***** Extracted material *****

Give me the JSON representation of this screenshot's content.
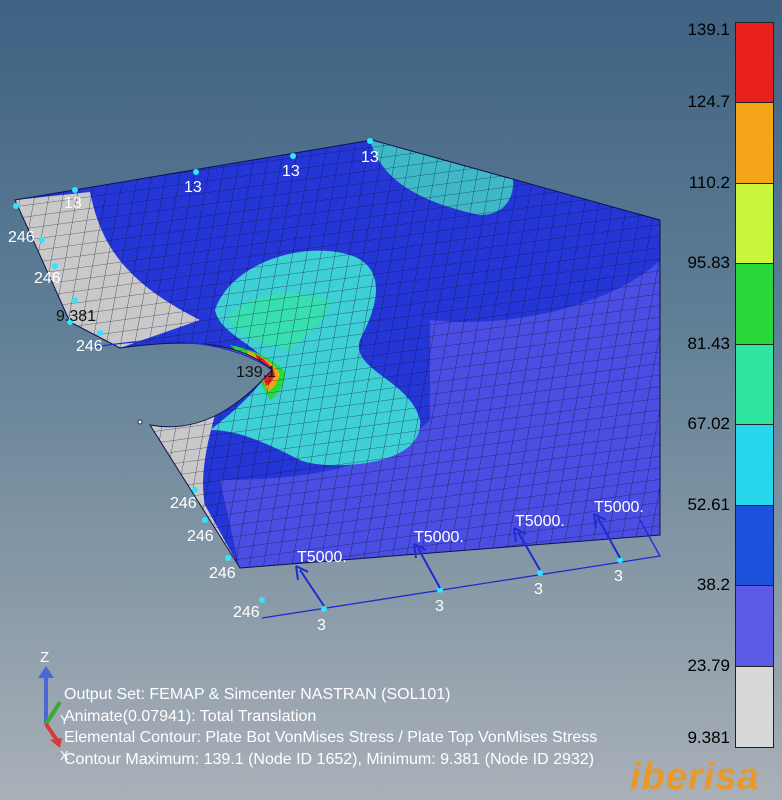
{
  "legend": {
    "values": [
      "139.1",
      "124.7",
      "110.2",
      "95.83",
      "81.43",
      "67.02",
      "52.61",
      "38.2",
      "23.79",
      "9.381"
    ],
    "colors": [
      "#e8201e",
      "#f5a418",
      "#c9f53a",
      "#2ad83c",
      "#2fe6a0",
      "#27d7ee",
      "#1c52dc",
      "#5a5ae6",
      "#d8d8d8"
    ]
  },
  "info": {
    "line1": "Output Set: FEMAP & Simcenter NASTRAN (SOL101)",
    "line2": "Animate(0.07941): Total Translation",
    "line3": "Elemental Contour: Plate Bot VonMises Stress / Plate Top VonMises Stress",
    "line4": "Contour Maximum: 139.1 (Node ID 1652), Minimum: 9.381 (Node ID 2932)"
  },
  "model": {
    "constraint_top": "13",
    "constraint_left": "246",
    "constraint_bottom": "3",
    "load_label": "T5000.",
    "max_label": "139.1",
    "min_label": "9.381"
  },
  "triad": {
    "z": "Z",
    "y": "Y",
    "x": "X"
  },
  "brand": "iberisa"
}
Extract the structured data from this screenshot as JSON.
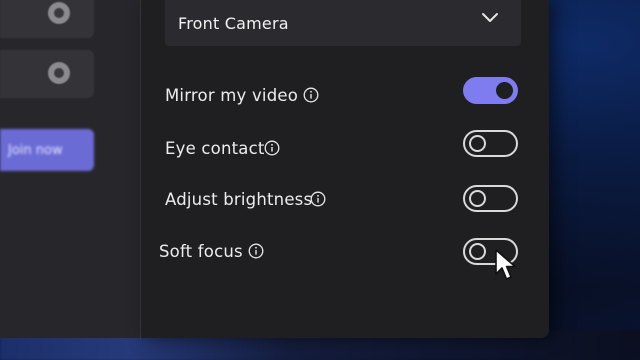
{
  "camera": {
    "selected": "Front Camera"
  },
  "join": {
    "label": "Join now"
  },
  "settings": [
    {
      "label": "Mirror my video",
      "on": true
    },
    {
      "label": "Eye contact",
      "on": false
    },
    {
      "label": "Adjust brightness",
      "on": false
    },
    {
      "label": "Soft focus",
      "on": false
    }
  ],
  "colors": {
    "accent": "#7f7cf0",
    "panel": "#1f1f22",
    "text": "#ededed"
  },
  "icons": {
    "info": "info-icon",
    "dropdown": "chevron-down-icon",
    "cursor": "mouse-pointer-icon"
  }
}
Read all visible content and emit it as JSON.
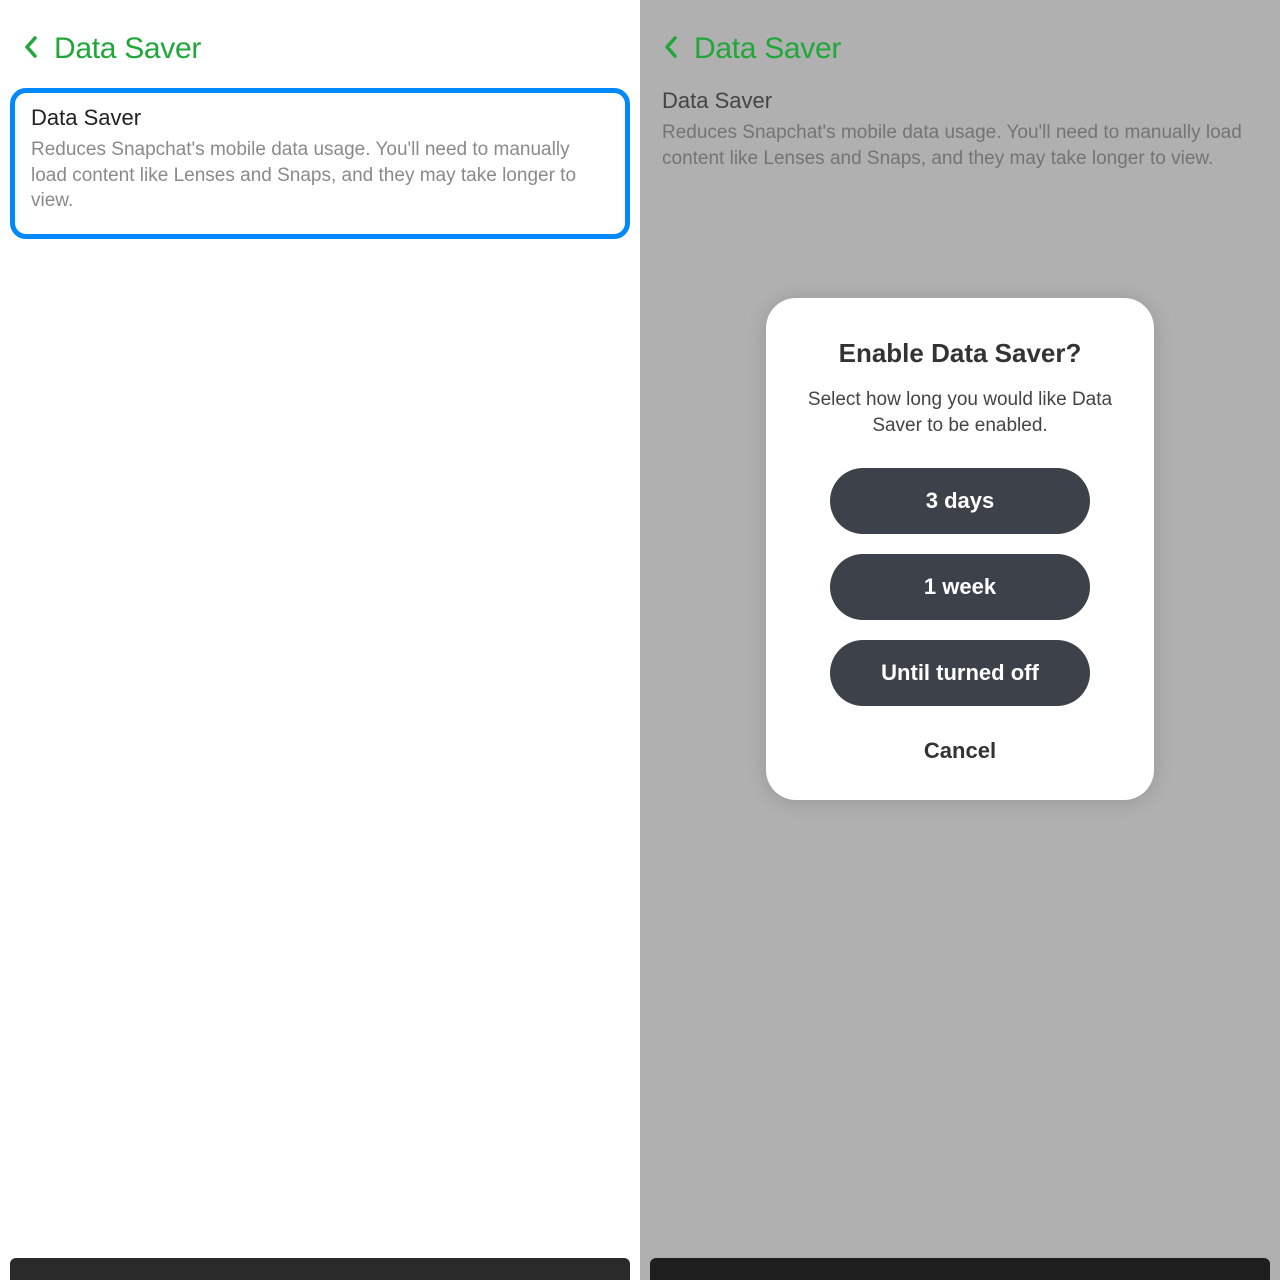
{
  "left": {
    "header_title": "Data Saver",
    "section_title": "Data Saver",
    "section_desc": "Reduces Snapchat's mobile data usage. You'll need to manually load content like Lenses and Snaps, and they may take longer to view."
  },
  "right": {
    "header_title": "Data Saver",
    "section_title": "Data Saver",
    "section_desc": "Reduces Snapchat's mobile data usage. You'll need to manually load content like Lenses and Snaps, and they may take longer to view.",
    "modal": {
      "title": "Enable Data Saver?",
      "subtitle": "Select how long you would like Data Saver to be enabled.",
      "options": [
        "3 days",
        "1 week",
        "Until turned off"
      ],
      "cancel": "Cancel"
    }
  },
  "colors": {
    "accent_green": "#1fa739",
    "highlight_blue": "#0088ff",
    "btn_dark": "#3d424a"
  }
}
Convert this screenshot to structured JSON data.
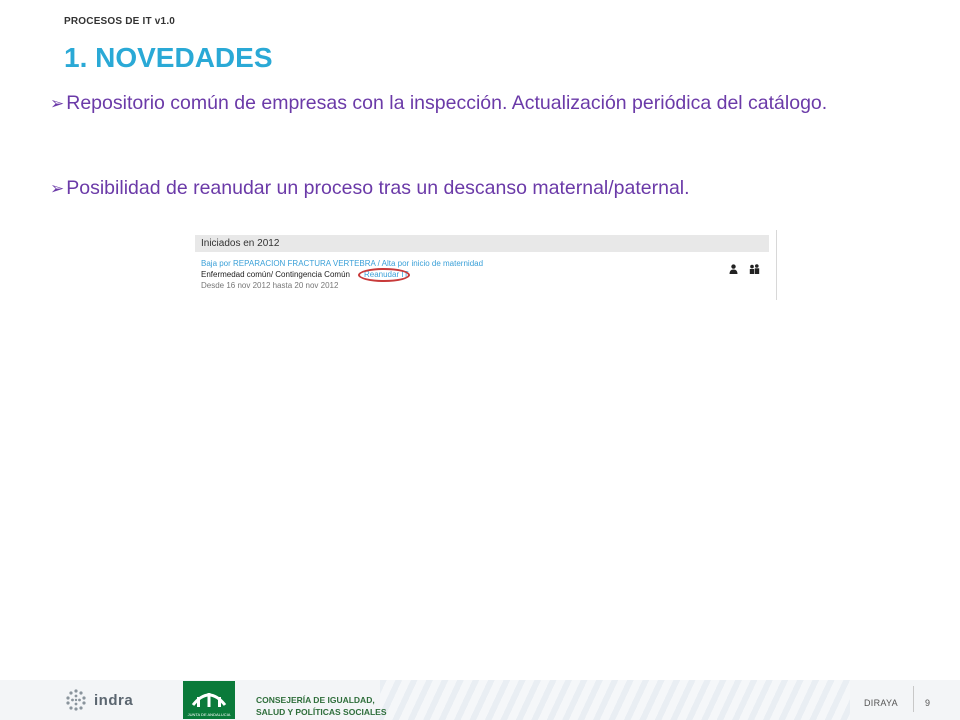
{
  "header": {
    "doc_label": "PROCESOS DE IT v1.0"
  },
  "title": "1. NOVEDADES",
  "bullets": [
    {
      "arrow": "➢",
      "text": "Repositorio común de empresas con la inspección. Actualización periódica del catálogo."
    },
    {
      "arrow": "➢",
      "text": "Posibilidad de reanudar un proceso tras un descanso maternal/paternal."
    }
  ],
  "screenshot": {
    "section_title": "Iniciados en 2012",
    "process_link": "Baja por REPARACION FRACTURA VERTEBRA / Alta por inicio de maternidad",
    "contingency": "Enfermedad común/ Contingencia Común",
    "resume_link": "Reanudar IT",
    "date_range": "Desde 16 nov 2012 hasta 20 nov 2012",
    "icons": [
      "person-icon",
      "group-icon"
    ]
  },
  "footer": {
    "indra": "indra",
    "junta": "JUNTA DE ANDALUCIA",
    "consejeria_line1": "CONSEJERÍA DE IGUALDAD,",
    "consejeria_line2": "SALUD Y POLÍTICAS SOCIALES",
    "app_name": "DIRAYA",
    "page_number": "9"
  },
  "colors": {
    "title": "#2aa9d6",
    "bullet_text": "#6b3aa8",
    "link": "#3aa0d8",
    "highlight": "#c83a3a"
  }
}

*****

Exercise details: Every line containing the string "need" must be listed.

Complete response:
    "section_desc": "Reduces Snapchat's mobile data usage. You'll need to manually load content like Lenses and Snaps, and they may take longer to view."
    "section_desc": "Reduces Snapchat's mobile data usage. You'll need to manually load content like Lenses and Snaps, and they may take longer to view.",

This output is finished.